Short task: Count the lines below that contain the word "SIZE" and give only that number.

Figure content listings
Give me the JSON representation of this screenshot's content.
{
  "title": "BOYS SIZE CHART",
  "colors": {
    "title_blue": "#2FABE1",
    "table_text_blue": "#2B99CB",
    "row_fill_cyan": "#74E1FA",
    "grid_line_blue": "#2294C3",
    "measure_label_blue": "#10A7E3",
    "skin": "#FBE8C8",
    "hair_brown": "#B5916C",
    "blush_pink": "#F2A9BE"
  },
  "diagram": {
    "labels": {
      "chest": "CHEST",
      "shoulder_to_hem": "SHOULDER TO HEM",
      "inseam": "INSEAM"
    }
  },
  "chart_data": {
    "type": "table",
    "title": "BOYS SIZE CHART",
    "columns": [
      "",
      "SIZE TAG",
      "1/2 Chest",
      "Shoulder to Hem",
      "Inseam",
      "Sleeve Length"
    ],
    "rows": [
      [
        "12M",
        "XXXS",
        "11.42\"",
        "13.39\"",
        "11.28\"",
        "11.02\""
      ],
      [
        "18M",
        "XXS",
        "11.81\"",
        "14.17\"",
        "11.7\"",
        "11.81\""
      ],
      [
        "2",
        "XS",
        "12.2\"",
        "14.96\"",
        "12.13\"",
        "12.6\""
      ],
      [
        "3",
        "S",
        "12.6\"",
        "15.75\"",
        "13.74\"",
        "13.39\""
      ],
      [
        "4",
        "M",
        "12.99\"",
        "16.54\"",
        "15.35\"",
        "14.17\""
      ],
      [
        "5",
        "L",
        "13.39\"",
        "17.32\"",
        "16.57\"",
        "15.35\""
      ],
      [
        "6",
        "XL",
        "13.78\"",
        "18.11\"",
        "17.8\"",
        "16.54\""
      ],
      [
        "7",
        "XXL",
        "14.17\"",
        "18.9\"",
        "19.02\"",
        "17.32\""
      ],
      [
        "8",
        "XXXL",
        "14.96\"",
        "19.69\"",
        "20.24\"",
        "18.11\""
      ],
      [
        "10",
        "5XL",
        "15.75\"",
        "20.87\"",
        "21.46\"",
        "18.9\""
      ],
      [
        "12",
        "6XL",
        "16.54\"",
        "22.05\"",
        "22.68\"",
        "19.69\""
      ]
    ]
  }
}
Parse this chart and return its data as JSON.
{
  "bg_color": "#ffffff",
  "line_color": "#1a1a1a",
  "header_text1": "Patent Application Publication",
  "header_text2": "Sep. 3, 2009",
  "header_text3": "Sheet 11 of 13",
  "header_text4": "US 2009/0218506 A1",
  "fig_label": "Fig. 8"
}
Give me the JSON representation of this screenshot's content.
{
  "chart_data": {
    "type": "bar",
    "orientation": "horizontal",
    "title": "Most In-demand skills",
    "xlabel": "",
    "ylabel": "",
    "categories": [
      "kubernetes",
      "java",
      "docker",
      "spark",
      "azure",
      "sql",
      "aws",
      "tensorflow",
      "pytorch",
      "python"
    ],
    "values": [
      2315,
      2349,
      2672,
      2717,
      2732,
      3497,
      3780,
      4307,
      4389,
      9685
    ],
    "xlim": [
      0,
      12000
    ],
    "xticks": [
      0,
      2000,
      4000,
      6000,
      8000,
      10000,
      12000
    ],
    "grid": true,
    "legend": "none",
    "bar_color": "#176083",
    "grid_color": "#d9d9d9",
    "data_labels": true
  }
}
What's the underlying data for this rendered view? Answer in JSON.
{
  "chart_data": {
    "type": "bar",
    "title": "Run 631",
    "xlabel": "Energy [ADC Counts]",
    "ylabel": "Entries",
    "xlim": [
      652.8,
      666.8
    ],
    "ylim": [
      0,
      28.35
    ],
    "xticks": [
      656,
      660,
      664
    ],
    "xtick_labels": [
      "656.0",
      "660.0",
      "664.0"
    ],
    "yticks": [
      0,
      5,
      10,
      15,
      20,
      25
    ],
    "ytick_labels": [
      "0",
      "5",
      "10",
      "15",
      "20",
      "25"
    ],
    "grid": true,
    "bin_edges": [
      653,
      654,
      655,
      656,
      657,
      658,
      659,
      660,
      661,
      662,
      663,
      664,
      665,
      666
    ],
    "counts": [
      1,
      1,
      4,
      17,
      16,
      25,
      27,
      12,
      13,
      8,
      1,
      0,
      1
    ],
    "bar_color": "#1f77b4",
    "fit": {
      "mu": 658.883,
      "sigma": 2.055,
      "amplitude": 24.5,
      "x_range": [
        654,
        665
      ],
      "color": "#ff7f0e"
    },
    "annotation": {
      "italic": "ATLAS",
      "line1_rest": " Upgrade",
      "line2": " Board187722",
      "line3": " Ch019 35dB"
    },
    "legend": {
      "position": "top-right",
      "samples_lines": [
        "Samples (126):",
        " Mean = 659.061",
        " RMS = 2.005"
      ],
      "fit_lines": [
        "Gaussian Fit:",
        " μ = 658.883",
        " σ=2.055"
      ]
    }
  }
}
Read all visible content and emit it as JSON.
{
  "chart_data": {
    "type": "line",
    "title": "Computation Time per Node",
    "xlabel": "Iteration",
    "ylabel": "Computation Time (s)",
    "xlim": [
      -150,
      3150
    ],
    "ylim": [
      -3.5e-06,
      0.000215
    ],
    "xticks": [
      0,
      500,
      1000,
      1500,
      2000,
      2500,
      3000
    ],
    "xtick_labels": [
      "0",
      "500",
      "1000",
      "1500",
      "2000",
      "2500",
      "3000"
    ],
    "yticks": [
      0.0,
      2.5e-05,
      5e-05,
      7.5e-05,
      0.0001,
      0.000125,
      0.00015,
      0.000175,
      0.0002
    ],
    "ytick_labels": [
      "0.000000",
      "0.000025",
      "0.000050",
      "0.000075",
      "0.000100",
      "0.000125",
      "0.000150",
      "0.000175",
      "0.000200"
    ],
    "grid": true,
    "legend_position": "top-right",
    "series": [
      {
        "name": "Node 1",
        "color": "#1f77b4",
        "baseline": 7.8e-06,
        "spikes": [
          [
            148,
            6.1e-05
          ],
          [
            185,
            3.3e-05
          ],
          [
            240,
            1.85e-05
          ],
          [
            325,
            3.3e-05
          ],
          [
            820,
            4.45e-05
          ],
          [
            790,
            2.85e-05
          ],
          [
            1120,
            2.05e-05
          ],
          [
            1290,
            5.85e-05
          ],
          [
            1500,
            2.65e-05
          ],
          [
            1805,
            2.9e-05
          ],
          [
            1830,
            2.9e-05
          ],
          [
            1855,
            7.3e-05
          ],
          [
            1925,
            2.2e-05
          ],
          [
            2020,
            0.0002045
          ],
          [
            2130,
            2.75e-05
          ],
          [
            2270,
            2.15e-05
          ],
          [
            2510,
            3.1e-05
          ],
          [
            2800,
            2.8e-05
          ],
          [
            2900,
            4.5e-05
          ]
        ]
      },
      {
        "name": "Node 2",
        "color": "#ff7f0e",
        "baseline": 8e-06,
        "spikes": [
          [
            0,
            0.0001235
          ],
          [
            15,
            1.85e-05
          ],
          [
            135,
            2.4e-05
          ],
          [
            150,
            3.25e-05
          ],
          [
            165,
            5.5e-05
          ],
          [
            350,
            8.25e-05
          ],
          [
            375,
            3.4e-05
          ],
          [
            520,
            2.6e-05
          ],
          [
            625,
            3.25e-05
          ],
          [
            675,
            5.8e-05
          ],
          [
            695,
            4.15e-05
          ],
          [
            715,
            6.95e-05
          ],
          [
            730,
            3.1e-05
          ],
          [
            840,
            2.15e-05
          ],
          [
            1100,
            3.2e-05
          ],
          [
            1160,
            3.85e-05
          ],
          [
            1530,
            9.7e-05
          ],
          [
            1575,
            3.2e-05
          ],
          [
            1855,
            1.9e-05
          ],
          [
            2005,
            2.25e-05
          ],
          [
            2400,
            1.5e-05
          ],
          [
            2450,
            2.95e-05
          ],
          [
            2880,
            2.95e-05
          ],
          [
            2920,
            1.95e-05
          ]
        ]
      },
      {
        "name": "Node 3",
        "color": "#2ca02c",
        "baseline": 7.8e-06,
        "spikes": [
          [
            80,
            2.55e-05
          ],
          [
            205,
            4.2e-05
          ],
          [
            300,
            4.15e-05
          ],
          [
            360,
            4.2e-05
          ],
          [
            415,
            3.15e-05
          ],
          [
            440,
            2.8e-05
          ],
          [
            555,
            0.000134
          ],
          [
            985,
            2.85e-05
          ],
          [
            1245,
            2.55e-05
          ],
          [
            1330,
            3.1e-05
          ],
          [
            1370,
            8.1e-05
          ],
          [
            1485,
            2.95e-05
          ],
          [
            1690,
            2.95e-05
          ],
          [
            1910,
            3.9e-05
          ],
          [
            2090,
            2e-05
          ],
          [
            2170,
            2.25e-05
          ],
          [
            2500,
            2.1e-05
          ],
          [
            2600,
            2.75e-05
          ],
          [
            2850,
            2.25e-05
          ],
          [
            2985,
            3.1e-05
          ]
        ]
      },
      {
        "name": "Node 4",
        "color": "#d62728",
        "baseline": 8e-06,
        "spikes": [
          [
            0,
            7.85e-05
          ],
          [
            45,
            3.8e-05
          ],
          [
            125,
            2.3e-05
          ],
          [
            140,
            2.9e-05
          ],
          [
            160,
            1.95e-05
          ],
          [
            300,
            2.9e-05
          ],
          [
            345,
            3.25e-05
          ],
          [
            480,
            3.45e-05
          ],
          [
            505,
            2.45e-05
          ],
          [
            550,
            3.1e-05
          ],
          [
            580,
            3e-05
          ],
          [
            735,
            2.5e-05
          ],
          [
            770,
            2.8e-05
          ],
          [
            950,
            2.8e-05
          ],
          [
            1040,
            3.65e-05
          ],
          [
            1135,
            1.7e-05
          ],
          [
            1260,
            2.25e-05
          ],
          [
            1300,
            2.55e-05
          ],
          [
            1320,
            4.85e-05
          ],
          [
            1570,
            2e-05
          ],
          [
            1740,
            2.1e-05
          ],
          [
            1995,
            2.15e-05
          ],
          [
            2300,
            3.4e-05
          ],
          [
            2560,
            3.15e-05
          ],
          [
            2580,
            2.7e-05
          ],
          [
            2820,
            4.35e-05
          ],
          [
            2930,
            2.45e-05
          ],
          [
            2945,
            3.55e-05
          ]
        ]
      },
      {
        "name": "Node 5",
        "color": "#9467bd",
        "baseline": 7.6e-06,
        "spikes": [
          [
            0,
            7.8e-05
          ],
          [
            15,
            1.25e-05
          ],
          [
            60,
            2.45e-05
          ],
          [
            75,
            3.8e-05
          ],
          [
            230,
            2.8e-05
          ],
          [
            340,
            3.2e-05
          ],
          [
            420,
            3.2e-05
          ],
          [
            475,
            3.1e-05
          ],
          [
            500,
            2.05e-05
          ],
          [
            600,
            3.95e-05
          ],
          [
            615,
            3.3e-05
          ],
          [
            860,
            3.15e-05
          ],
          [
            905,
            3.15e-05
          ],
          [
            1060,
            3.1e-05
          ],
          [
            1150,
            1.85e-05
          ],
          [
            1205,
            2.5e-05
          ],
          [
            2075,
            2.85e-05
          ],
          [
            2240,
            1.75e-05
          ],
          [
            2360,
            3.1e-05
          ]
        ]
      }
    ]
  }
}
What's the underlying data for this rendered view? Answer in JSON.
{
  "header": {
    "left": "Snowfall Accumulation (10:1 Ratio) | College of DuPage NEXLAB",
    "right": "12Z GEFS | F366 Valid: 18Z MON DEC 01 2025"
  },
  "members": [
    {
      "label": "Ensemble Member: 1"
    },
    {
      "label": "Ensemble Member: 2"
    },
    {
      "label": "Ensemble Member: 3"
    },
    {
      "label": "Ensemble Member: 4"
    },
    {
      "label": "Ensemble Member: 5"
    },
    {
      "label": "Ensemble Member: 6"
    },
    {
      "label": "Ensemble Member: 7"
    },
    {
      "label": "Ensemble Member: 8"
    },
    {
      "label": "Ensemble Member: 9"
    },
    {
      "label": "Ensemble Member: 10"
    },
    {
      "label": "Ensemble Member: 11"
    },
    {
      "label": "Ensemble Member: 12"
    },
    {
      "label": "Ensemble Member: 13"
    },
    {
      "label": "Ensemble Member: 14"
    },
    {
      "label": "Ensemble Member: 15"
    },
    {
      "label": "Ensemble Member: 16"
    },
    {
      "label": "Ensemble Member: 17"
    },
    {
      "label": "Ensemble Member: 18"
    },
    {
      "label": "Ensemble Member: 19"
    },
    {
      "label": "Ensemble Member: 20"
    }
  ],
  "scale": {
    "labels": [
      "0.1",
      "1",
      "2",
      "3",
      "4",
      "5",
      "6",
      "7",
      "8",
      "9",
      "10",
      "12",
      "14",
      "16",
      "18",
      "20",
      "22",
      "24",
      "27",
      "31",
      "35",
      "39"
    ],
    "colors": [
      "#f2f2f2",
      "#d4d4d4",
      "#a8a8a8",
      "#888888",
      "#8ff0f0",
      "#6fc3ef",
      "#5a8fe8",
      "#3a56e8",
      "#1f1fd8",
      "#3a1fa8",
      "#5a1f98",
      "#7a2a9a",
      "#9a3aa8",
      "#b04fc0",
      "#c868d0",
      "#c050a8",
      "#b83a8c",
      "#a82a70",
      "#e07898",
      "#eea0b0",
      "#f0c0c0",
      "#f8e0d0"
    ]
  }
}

Exercise solution: 3